Drop the pictures, then extract the listing word for word.

▸ Dataset records:
⁂

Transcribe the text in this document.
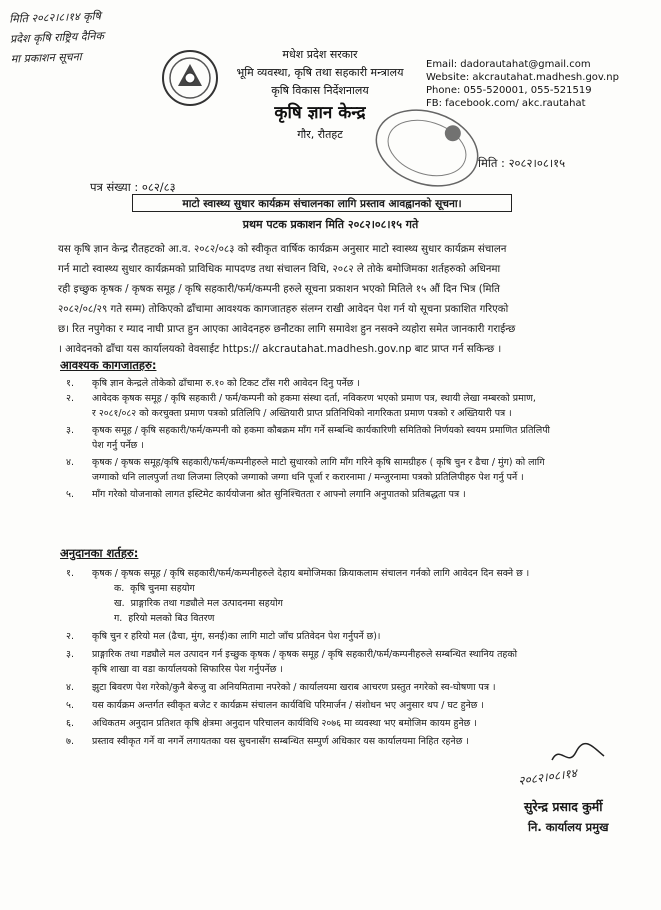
मिति २०८२।८।१४ कृषि
प्रदेश कृषि राष्ट्रिय दैनिक
मा प्रकाशन सूचना	मधेश प्रदेश सरकार
भूमि व्यवस्था, कृषि तथा सहकारी मन्त्रालय
कृषि विकास निर्देशनालय
कृषि ज्ञान केन्द्र
गौर, रौतहट
Email: dadorautahat@gmail.com
Website: akcrautahat.madhesh.gov.np
Phone: 055-520001, 055-521519
FB: facebook.com/ akc.rautahat
पत्र संख्या : ०८२/८३
मिति : २०८२।०८।१५
माटो स्वास्थ्य सुधार कार्यक्रम संचालनका लागि प्रस्ताव आवह्वानको सूचना।
प्रथम पटक प्रकाशन मिति २०८२।०८।१५ गते
यस कृषि ज्ञान केन्द्र रौतहटको आ.व. २०८२/०८३ को स्वीकृत वार्षिक कार्यक्रम अनुसार माटो स्वास्थ्य सुधार कार्यक्रम संचालन
गर्न माटो स्वास्थ्य सुधार कार्यक्रमको प्राविधिक मापदण्ड तथा संचालन विधि, २०८२ ले तोके बमोजिमका शर्तहरुको अधिनमा
रही इच्छुक कृषक / कृषक समूह / कृषि सहकारी/फर्म/कम्पनी हरुले सूचना प्रकाशन भएको मितिले १५ औं दिन भित्र (मिति
२०८२/०८/२९ गते सम्म) तोकिएको ढाँचामा आवश्यक कागजातहरु संलग्न राखी आवेदन पेश गर्न यो सूचना प्रकाशित गरिएको
छ। रित नपुगेका र म्याद नाघी प्राप्त हुन आएका आवेदनहरु छनौटका लागि समावेश हुन नसक्ने व्यहोरा समेत जानकारी गराईन्छ
। आवेदनको ढाँचा यस कार्यालयको वेवसाईट https:// akcrautahat.madhesh.gov.np बाट प्राप्त गर्न सकिन्छ ।
आवश्यक कागजातहरु:
१. कृषि ज्ञान केन्द्रले तोकेको ढाँचामा रु.१० को टिकट टाँस गरी आवेदन दिनु पर्नेछ ।
२. आवेदक कृषक समूह / कृषि सहकारी / फर्म/कम्पनी को हकमा संस्था दर्ता, नविकरण भएको प्रमाण पत्र, स्थायी लेखा नम्बरको प्रमाण,
र २०८१/०८२ को करचुक्ता प्रमाण पत्रको प्रतिलिपि / अख्तियारी प्राप्त प्रतिनिधिको नागरिकता प्रमाण पत्रको र अख्तियारी पत्र ।
३. कृषक समूह / कृषि सहकारी/फर्म/कम्पनी को हकमा कौबक्रम माँग गर्ने सम्बन्धि कार्यकारिणी समितिको निर्णयको स्वयम प्रमाणित प्रतिलिपी
पेश गर्नु पर्नेछ ।
४. कृषक / कृषक समूह/कृषि सहकारी/फर्म/कम्पनीहरुले माटो सुधारको लागि माँग गरिने कृषि सामग्रीहरु ( कृषि चुन र ढैचा / मुंग) को लागि
जग्गाको धनि लालपुर्जा तथा लिजमा लिएको जग्गाको जग्गा धनि पूर्जा र करारनामा / मन्जुरनामा पत्रको प्रतिलिपीहरु पेश गर्नु पर्ने ।
५. माँग गरेको योजनाको लागत इस्टिमेट कार्ययोजना श्रोत सुनिश्चितता र आफ्नो लगानि अनुपातको प्रतिबद्धता पत्र ।
अनुदानका शर्तहरु:
१. कृषक / कृषक समूह / कृषि सहकारी/फर्म/कम्पनीहरुले देहाय बमोजिमका क्रियाकलाम संचालन गर्नको लागि आवेदन दिन सक्ने छ ।
क. कृषि चुनमा सहयोग
ख. प्राङ्गारिक तथा गड्यौले मल उत्पादनमा सहयोग
ग. हरियो मलको बिउ वितरण
२. कृषि चुन र हरियो मल (ढैचा, मुंग, सनई)का लागि माटो जाँच प्रतिवेदन पेश गर्नुपर्ने छ)।
३. प्राङ्गारिक तथा गड्यौले मल उत्पादन गर्न इच्छुक कृषक / कृषक समूह / कृषि सहकारी/फर्म/कम्पनीहरुले सम्बन्धित स्थानिय तहको
कृषि शाखा वा वडा कार्यालयको सिफारिस पेश गर्नुपर्नेछ ।
४. झुटा बिवरण पेश गरेको/कुनै बेरुजु वा अनियमितामा नपरेको / कार्यालयमा खराब आचरण प्रस्तुत नगरेको स्व-घोषणा पत्र ।
५. यस कार्यक्रम अन्तर्गत स्वीकृत बजेट र कार्यक्रम संचालन कार्यविधि परिमार्जन / संशोधन भए अनुसार थप / घट हुनेछ ।
६. अधिकतम अनुदान प्रतिशत कृषि क्षेत्रमा अनुदान परिचालन कार्यविधि २०७६ मा व्यवस्था भए बमोजिम कायम हुनेछ ।
७. प्रस्ताव स्वीकृत गर्ने वा नगर्ने लगायतका यस सुचनासँग सम्बन्धित सम्पुर्ण अधिकार यस कार्यालयमा निहित रहनेछ ।
२०८२।०८।१४
सुरेन्द्र प्रसाद कुर्मी
नि. कार्यालय प्रमुख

⁂

▸ Exercise result:
Transcribe the text in this document.
मिति २०८२।८।१४ कृषि
प्रदेश कृषि राष्ट्रिय दैनिक
मा प्रकाशन सूचना	मधेश प्रदेश सरकार
भूमि व्यवस्था, कृषि तथा सहकारी मन्त्रालय
कृषि विकास निर्देशनालय
कृषि ज्ञान केन्द्र
गौर, रौतहट
Email: dadorautahat@gmail.com
Website: akcrautahat.madhesh.gov.np
Phone: 055-520001, 055-521519
FB: facebook.com/ akc.rautahat
पत्र संख्या : ०८२/८३
मिति : २०८२।०८।१५
माटो स्वास्थ्य सुधार कार्यक्रम संचालनका लागि प्रस्ताव आवह्वानको सूचना।
प्रथम पटक प्रकाशन मिति २०८२।०८।१५ गते
यस कृषि ज्ञान केन्द्र रौतहटको आ.व. २०८२/०८३ को स्वीकृत वार्षिक कार्यक्रम अनुसार माटो स्वास्थ्य सुधार कार्यक्रम संचालन
गर्न माटो स्वास्थ्य सुधार कार्यक्रमको प्राविधिक मापदण्ड तथा संचालन विधि, २०८२ ले तोके बमोजिमका शर्तहरुको अधिनमा
रही इच्छुक कृषक / कृषक समूह / कृषि सहकारी/फर्म/कम्पनी हरुले सूचना प्रकाशन भएको मितिले १५ औं दिन भित्र (मिति
२०८२/०८/२९ गते सम्म) तोकिएको ढाँचामा आवश्यक कागजातहरु संलग्न राखी आवेदन पेश गर्न यो सूचना प्रकाशित गरिएको
छ। रित नपुगेका र म्याद नाघी प्राप्त हुन आएका आवेदनहरु छनौटका लागि समावेश हुन नसक्ने व्यहोरा समेत जानकारी गराईन्छ
। आवेदनको ढाँचा यस कार्यालयको वेवसाईट https:// akcrautahat.madhesh.gov.np बाट प्राप्त गर्न सकिन्छ ।
आवश्यक कागजातहरु:
१. कृषि ज्ञान केन्द्रले तोकेको ढाँचामा रु.१० को टिकट टाँस गरी आवेदन दिनु पर्नेछ ।
२. आवेदक कृषक समूह / कृषि सहकारी / फर्म/कम्पनी को हकमा संस्था दर्ता, नविकरण भएको प्रमाण पत्र, स्थायी लेखा नम्बरको प्रमाण,
र २०८१/०८२ को करचुक्ता प्रमाण पत्रको प्रतिलिपि / अख्तियारी प्राप्त प्रतिनिधिको नागरिकता प्रमाण पत्रको र अख्तियारी पत्र ।
३. कृषक समूह / कृषि सहकारी/फर्म/कम्पनी को हकमा कौबक्रम माँग गर्ने सम्बन्धि कार्यकारिणी समितिको निर्णयको स्वयम प्रमाणित प्रतिलिपी
पेश गर्नु पर्नेछ ।
४. कृषक / कृषक समूह/कृषि सहकारी/फर्म/कम्पनीहरुले माटो सुधारको लागि माँग गरिने कृषि सामग्रीहरु ( कृषि चुन र ढैचा / मुंग) को लागि
जग्गाको धनि लालपुर्जा तथा लिजमा लिएको जग्गाको जग्गा धनि पूर्जा र करारनामा / मन्जुरनामा पत्रको प्रतिलिपीहरु पेश गर्नु पर्ने ।
५. माँग गरेको योजनाको लागत इस्टिमेट कार्ययोजना श्रोत सुनिश्चितता र आफ्नो लगानि अनुपातको प्रतिबद्धता पत्र ।
अनुदानका शर्तहरु:
१. कृषक / कृषक समूह / कृषि सहकारी/फर्म/कम्पनीहरुले देहाय बमोजिमका क्रियाकलाम संचालन गर्नको लागि आवेदन दिन सक्ने छ ।
क. कृषि चुनमा सहयोग
ख. प्राङ्गारिक तथा गड्यौले मल उत्पादनमा सहयोग
ग. हरियो मलको बिउ वितरण
२. कृषि चुन र हरियो मल (ढैचा, मुंग, सनई)का लागि माटो जाँच प्रतिवेदन पेश गर्नुपर्ने छ)।
३. प्राङ्गारिक तथा गड्यौले मल उत्पादन गर्न इच्छुक कृषक / कृषक समूह / कृषि सहकारी/फर्म/कम्पनीहरुले सम्बन्धित स्थानिय तहको
कृषि शाखा वा वडा कार्यालयको सिफारिस पेश गर्नुपर्नेछ ।
४. झुटा बिवरण पेश गरेको/कुनै बेरुजु वा अनियमितामा नपरेको / कार्यालयमा खराब आचरण प्रस्तुत नगरेको स्व-घोषणा पत्र ।
५. यस कार्यक्रम अन्तर्गत स्वीकृत बजेट र कार्यक्रम संचालन कार्यविधि परिमार्जन / संशोधन भए अनुसार थप / घट हुनेछ ।
६. अधिकतम अनुदान प्रतिशत कृषि क्षेत्रमा अनुदान परिचालन कार्यविधि २०७६ मा व्यवस्था भए बमोजिम कायम हुनेछ ।
७. प्रस्ताव स्वीकृत गर्ने वा नगर्ने लगायतका यस सुचनासँग सम्बन्धित सम्पुर्ण अधिकार यस कार्यालयमा निहित रहनेछ ।
२०८२।०८।१४
सुरेन्द्र प्रसाद कुर्मी
नि. कार्यालय प्रमुख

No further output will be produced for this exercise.